▸ Direction: Each line below must be set down exactly; omit any image you find.

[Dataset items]
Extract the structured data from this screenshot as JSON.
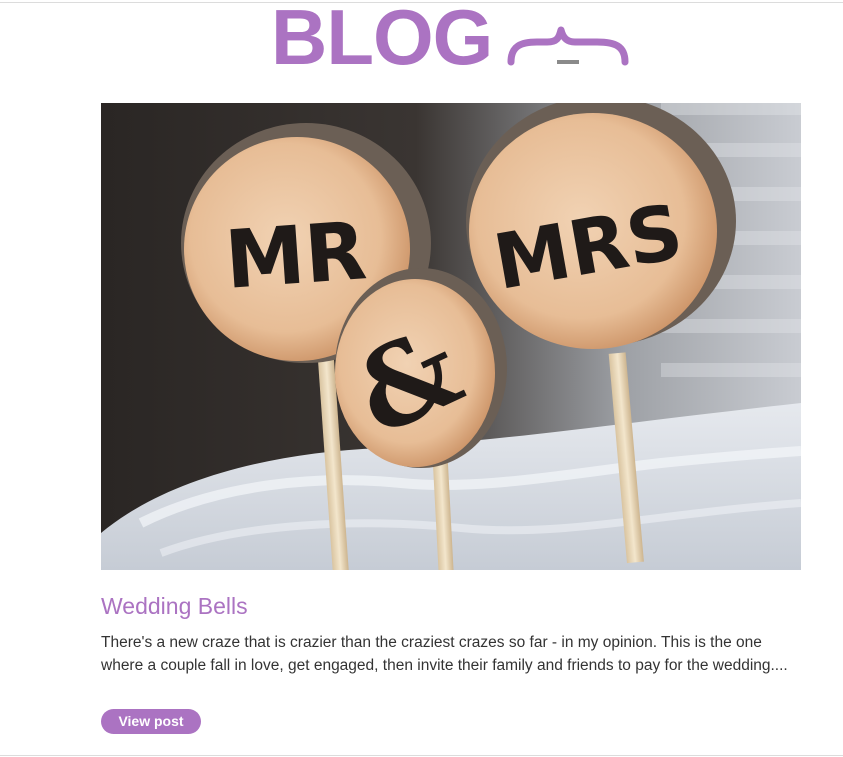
{
  "header": {
    "title": "BLOG",
    "accent_color": "#ab73c2",
    "decoration_icon": "curly-brace-icon"
  },
  "post": {
    "image_alt": "Wooden cake toppers reading MR & MRS on a white wedding cake",
    "image_text": {
      "left_disc": "MR",
      "middle_disc": "&",
      "right_disc": "MRS"
    },
    "title": "Wedding Bells",
    "excerpt": "There's a new craze that is crazier than the craziest crazes so far - in my opinion. This is the one where a couple fall in love, get engaged, then invite their family and friends to pay for the wedding....",
    "button_label": "View post"
  }
}
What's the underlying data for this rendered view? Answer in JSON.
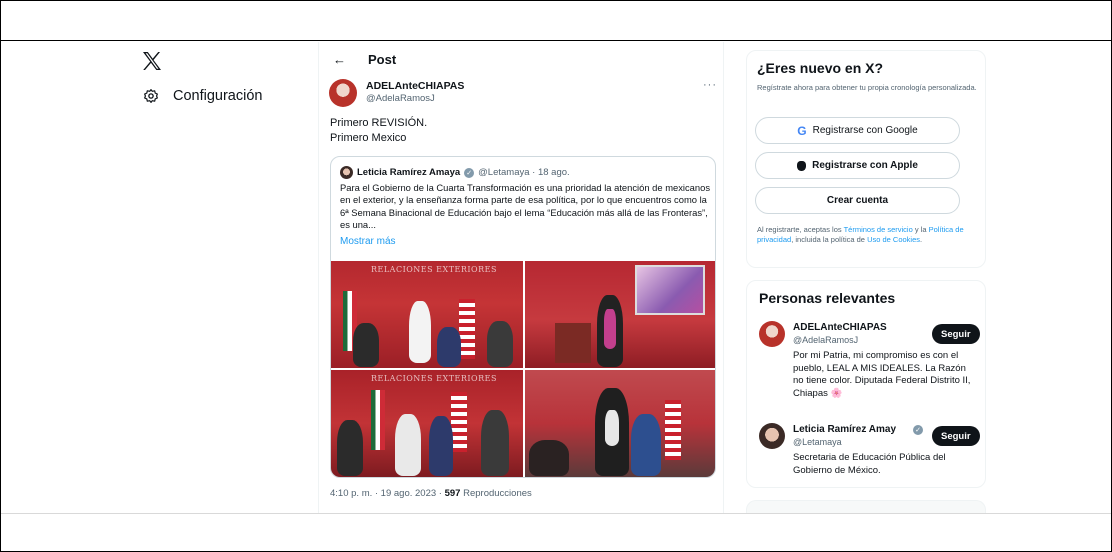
{
  "nav": {
    "config_label": "Configuración"
  },
  "post": {
    "header_title": "Post",
    "author_name": "ADELAnteCHIAPAS",
    "author_handle": "@AdelaRamosJ",
    "text_line1": "Primero REVISIÓN.",
    "text_line2": "Primero Mexico",
    "quote": {
      "name": "Leticia Ramírez Amaya",
      "handle_date": "@Letamaya · 18 ago.",
      "text": "Para el Gobierno de la Cuarta Transformación es una prioridad la atención de mexicanos en el exterior, y la enseñanza forma parte de esa política, por lo que encuentros como la 6ª Semana Binacional de Educación bajo el lema “Educación más allá de las Fronteras”, es una...",
      "show_more": "Mostrar más",
      "photo_banner": "RELACIONES EXTERIORES"
    },
    "timestamp": "4:10 p. m. · 19 ago. 2023 · ",
    "views_count": "597",
    "views_label": "Reproducciones"
  },
  "signup": {
    "title": "¿Eres nuevo en X?",
    "subtitle": "Regístrate ahora para obtener tu propia cronología personalizada.",
    "google_label": "Registrarse con Google",
    "apple_label": "Registrarse con Apple",
    "create_label": "Crear cuenta",
    "legal_prefix": "Al registrarte, aceptas los ",
    "terms_link": "Términos de servicio",
    "legal_mid1": " y la ",
    "privacy_link": "Política de privacidad",
    "legal_mid2": ", incluida la política de ",
    "cookies_link": "Uso de Cookies",
    "legal_suffix": "."
  },
  "relevant": {
    "title": "Personas relevantes",
    "people": [
      {
        "name": "ADELAnteCHIAPAS",
        "handle": "@AdelaRamosJ",
        "bio": "Por mi Patria, mi compromiso es con el pueblo, LEAL A MIS IDEALES. La Razón no tiene color. Diputada Federal Distrito II, Chiapas 🌸",
        "follow": "Seguir"
      },
      {
        "name": "Leticia Ramírez Amay",
        "handle": "@Letamaya",
        "bio": "Secretaria de Educación Pública del Gobierno de México.",
        "follow": "Seguir"
      }
    ]
  },
  "icons": {
    "logo": "x-logo-icon",
    "settings": "gear-icon",
    "back": "arrow-left-icon",
    "more": "more-dots-icon",
    "verified": "verified-badge-icon",
    "google": "google-icon",
    "apple": "apple-icon"
  },
  "colors": {
    "accent": "#1d9bf0",
    "text": "#0f1419",
    "muted": "#536471",
    "follow_bg": "#0f1419"
  }
}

▸ Written answer:
Extract the structured data from this screenshot as JSON.
{
  "header": {
    "title": "BLOG",
    "accent_color": "#ab73c2",
    "decoration_icon": "curly-brace-icon"
  },
  "post": {
    "image_alt": "Wooden cake toppers reading MR & MRS on a white wedding cake",
    "image_text": {
      "left_disc": "MR",
      "middle_disc": "&",
      "right_disc": "MRS"
    },
    "title": "Wedding Bells",
    "excerpt": "There's a new craze that is crazier than the craziest crazes so far - in my opinion. This is the one where a couple fall in love, get engaged, then invite their family and friends to pay for the wedding....",
    "button_label": "View post"
  }
}
What's the underlying data for this rendered view? Answer in JSON.
{
  "nav": {
    "config_label": "Configuración"
  },
  "post": {
    "header_title": "Post",
    "author_name": "ADELAnteCHIAPAS",
    "author_handle": "@AdelaRamosJ",
    "text_line1": "Primero REVISIÓN.",
    "text_line2": "Primero Mexico",
    "quote": {
      "name": "Leticia Ramírez Amaya",
      "handle_date": "@Letamaya · 18 ago.",
      "text": "Para el Gobierno de la Cuarta Transformación es una prioridad la atención de mexicanos en el exterior, y la enseñanza forma parte de esa política, por lo que encuentros como la 6ª Semana Binacional de Educación bajo el lema “Educación más allá de las Fronteras”, es una...",
      "show_more": "Mostrar más",
      "photo_banner": "RELACIONES EXTERIORES"
    },
    "timestamp": "4:10 p. m. · 19 ago. 2023 · ",
    "views_count": "597",
    "views_label": "Reproducciones"
  },
  "signup": {
    "title": "¿Eres nuevo en X?",
    "subtitle": "Regístrate ahora para obtener tu propia cronología personalizada.",
    "google_label": "Registrarse con Google",
    "apple_label": "Registrarse con Apple",
    "create_label": "Crear cuenta",
    "legal_prefix": "Al registrarte, aceptas los ",
    "terms_link": "Términos de servicio",
    "legal_mid1": " y la ",
    "privacy_link": "Política de privacidad",
    "legal_mid2": ", incluida la política de ",
    "cookies_link": "Uso de Cookies",
    "legal_suffix": "."
  },
  "relevant": {
    "title": "Personas relevantes",
    "people": [
      {
        "name": "ADELAnteCHIAPAS",
        "handle": "@AdelaRamosJ",
        "bio": "Por mi Patria, mi compromiso es con el pueblo, LEAL A MIS IDEALES. La Razón no tiene color. Diputada Federal Distrito II, Chiapas 🌸",
        "follow": "Seguir"
      },
      {
        "name": "Leticia Ramírez Amay",
        "handle": "@Letamaya",
        "bio": "Secretaria de Educación Pública del Gobierno de México.",
        "follow": "Seguir"
      }
    ]
  },
  "icons": {
    "logo": "x-logo-icon",
    "settings": "gear-icon",
    "back": "arrow-left-icon",
    "more": "more-dots-icon",
    "verified": "verified-badge-icon",
    "google": "google-icon",
    "apple": "apple-icon"
  },
  "colors": {
    "accent": "#1d9bf0",
    "text": "#0f1419",
    "muted": "#536471",
    "follow_bg": "#0f1419"
  }
}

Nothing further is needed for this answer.